** BEGIN Materials provided **

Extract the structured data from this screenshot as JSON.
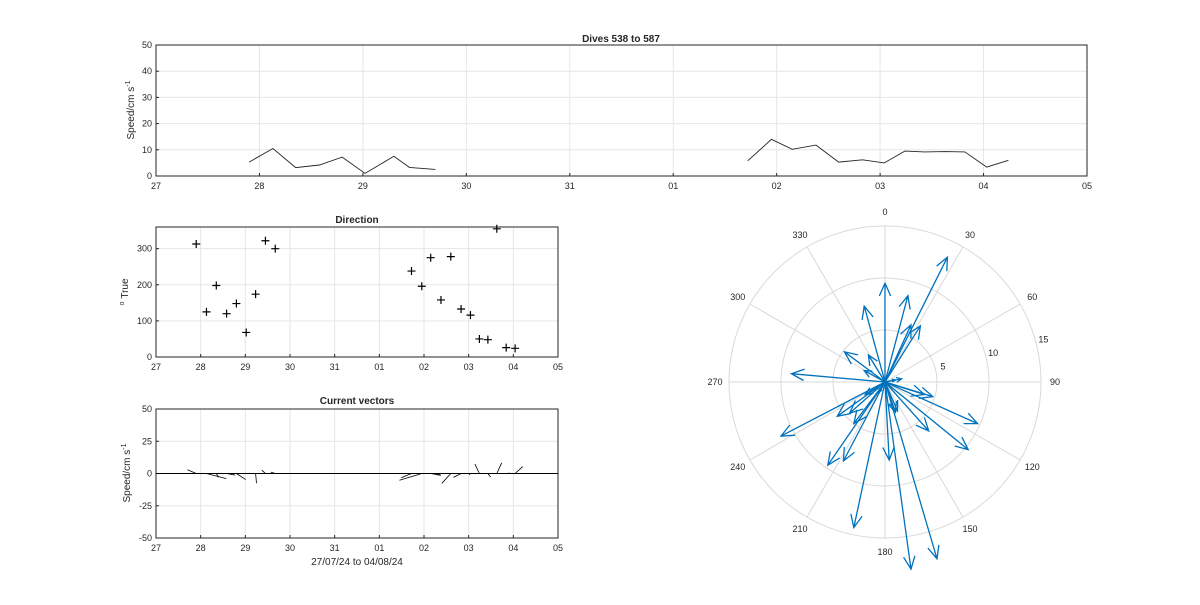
{
  "chart_data": [
    {
      "id": "speed",
      "type": "line",
      "title": "Dives 538 to 587",
      "ylabel": "Speed/cm s",
      "ylabel_sup": "-1",
      "xlabel": "",
      "x_ticklabels": [
        "27",
        "28",
        "29",
        "30",
        "31",
        "01",
        "02",
        "03",
        "04",
        "05"
      ],
      "y_ticks": [
        0,
        10,
        20,
        30,
        40,
        50
      ],
      "ylim": [
        0,
        50
      ],
      "xlim": [
        0,
        9
      ],
      "grid": true,
      "series": [
        {
          "x": [
            0.9,
            1.13,
            1.35,
            1.58,
            1.8,
            2.02,
            2.3,
            2.45,
            2.7
          ],
          "y": [
            5.3,
            10.5,
            3.2,
            4.2,
            7.2,
            1.0,
            7.5,
            3.3,
            2.5
          ]
        },
        {
          "x": [
            5.72,
            5.95,
            6.15,
            6.38,
            6.6,
            6.83,
            7.04,
            7.24,
            7.43,
            7.63,
            7.82,
            8.03,
            8.24
          ],
          "y": [
            5.8,
            14.0,
            10.2,
            11.8,
            5.3,
            6.2,
            5.0,
            9.5,
            9.2,
            9.3,
            9.2,
            3.4,
            6.0
          ]
        }
      ]
    },
    {
      "id": "direction",
      "type": "scatter",
      "title": "Direction",
      "ylabel": "True",
      "ylabel_sup": "o",
      "x_ticklabels": [
        "27",
        "28",
        "29",
        "30",
        "31",
        "01",
        "02",
        "03",
        "04",
        "05"
      ],
      "y_ticks": [
        0,
        100,
        200,
        300
      ],
      "ylim": [
        0,
        360
      ],
      "xlim": [
        0,
        9
      ],
      "grid": true,
      "marker": "+",
      "points": [
        [
          0.9,
          313
        ],
        [
          1.13,
          125
        ],
        [
          1.35,
          198
        ],
        [
          1.58,
          120
        ],
        [
          1.8,
          148
        ],
        [
          2.02,
          68
        ],
        [
          2.23,
          174
        ],
        [
          2.45,
          322
        ],
        [
          2.67,
          300
        ],
        [
          5.72,
          238
        ],
        [
          5.95,
          196
        ],
        [
          6.15,
          275
        ],
        [
          6.38,
          158
        ],
        [
          6.6,
          278
        ],
        [
          6.83,
          133
        ],
        [
          7.04,
          116
        ],
        [
          7.24,
          50
        ],
        [
          7.43,
          48
        ],
        [
          7.63,
          355
        ],
        [
          7.84,
          26
        ],
        [
          8.04,
          24
        ]
      ]
    },
    {
      "id": "vectors",
      "type": "line",
      "title": "Current vectors",
      "ylabel": "Speed/cm s",
      "ylabel_sup": "-1",
      "xlabel": "27/07/24 to 04/08/24",
      "x_ticklabels": [
        "27",
        "28",
        "29",
        "30",
        "31",
        "01",
        "02",
        "03",
        "04",
        "05"
      ],
      "y_ticks": [
        50,
        25,
        0,
        -25,
        -50
      ],
      "ylim": [
        -50,
        50
      ],
      "xlim": [
        0,
        9
      ],
      "grid": true,
      "sticks": [
        {
          "x": 0.9,
          "u": -3.9,
          "v": 2.9
        },
        {
          "x": 1.13,
          "u": 8.9,
          "v": -4.0
        },
        {
          "x": 1.35,
          "u": 1.0,
          "v": -2.9
        },
        {
          "x": 1.58,
          "u": 3.8,
          "v": -1.2
        },
        {
          "x": 1.8,
          "u": 4.2,
          "v": -4.7
        },
        {
          "x": 2.02,
          "u": 1.0,
          "v": 0.2
        },
        {
          "x": 2.23,
          "u": 0.4,
          "v": -7.5
        },
        {
          "x": 2.45,
          "u": -1.6,
          "v": 2.6
        },
        {
          "x": 2.67,
          "u": -2.0,
          "v": 1.1
        },
        {
          "x": 5.72,
          "u": -4.6,
          "v": -3.3
        },
        {
          "x": 5.95,
          "u": -10.0,
          "v": -5.2
        },
        {
          "x": 6.15,
          "u": 4.6,
          "v": -1.4
        },
        {
          "x": 6.38,
          "u": -1.9,
          "v": -1.2
        },
        {
          "x": 6.6,
          "u": -4.0,
          "v": -7.6
        },
        {
          "x": 6.83,
          "u": -3.4,
          "v": -3.0
        },
        {
          "x": 7.04,
          "u": -0.6,
          "v": -1.0
        },
        {
          "x": 7.24,
          "u": -2.0,
          "v": 7.3
        },
        {
          "x": 7.43,
          "u": 1.2,
          "v": -2.8
        },
        {
          "x": 7.63,
          "u": 2.2,
          "v": 8.3
        },
        {
          "x": 7.84,
          "u": 1.6,
          "v": 0.3
        },
        {
          "x": 8.04,
          "u": 3.4,
          "v": 5.4
        }
      ]
    },
    {
      "id": "polar",
      "type": "compass",
      "title": "",
      "angle_labels": [
        "0",
        "30",
        "60",
        "90",
        "120",
        "150",
        "180",
        "210",
        "240",
        "270",
        "300",
        "330"
      ],
      "radius_labels": [
        "5",
        "10",
        "15"
      ],
      "rmax": 15,
      "color": "#0072bd",
      "vectors": [
        [
          -3.9,
          2.9
        ],
        [
          8.9,
          -4.0
        ],
        [
          1.0,
          -2.9
        ],
        [
          3.8,
          -1.2
        ],
        [
          4.2,
          -4.7
        ],
        [
          1.0,
          0.2
        ],
        [
          0.4,
          -7.5
        ],
        [
          -1.6,
          2.6
        ],
        [
          -2.0,
          1.1
        ],
        [
          -4.6,
          -3.3
        ],
        [
          -10.0,
          -5.2
        ],
        [
          4.6,
          -1.4
        ],
        [
          -1.9,
          -1.2
        ],
        [
          -4.0,
          -7.6
        ],
        [
          -3.4,
          -3.0
        ],
        [
          -0.6,
          -1.0
        ],
        [
          -2.0,
          7.3
        ],
        [
          1.2,
          -2.8
        ],
        [
          2.2,
          8.3
        ],
        [
          1.6,
          0.3
        ],
        [
          3.4,
          5.4
        ],
        [
          0.0,
          9.5
        ],
        [
          2.5,
          5.5
        ],
        [
          -3.0,
          -4.0
        ],
        [
          8.0,
          -6.5
        ],
        [
          6.0,
          12.0
        ],
        [
          -9.0,
          0.8
        ],
        [
          -5.5,
          -8.0
        ],
        [
          -3.0,
          -14.0
        ],
        [
          5.0,
          -17.0
        ],
        [
          2.5,
          -18.0
        ]
      ]
    }
  ]
}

** END Materials provided **

Copy every line of the records above that holds the word "title".

      "title": "Dives 538 to 587",
      "title": "Direction",
      "title": "Current vectors",
      "title": "",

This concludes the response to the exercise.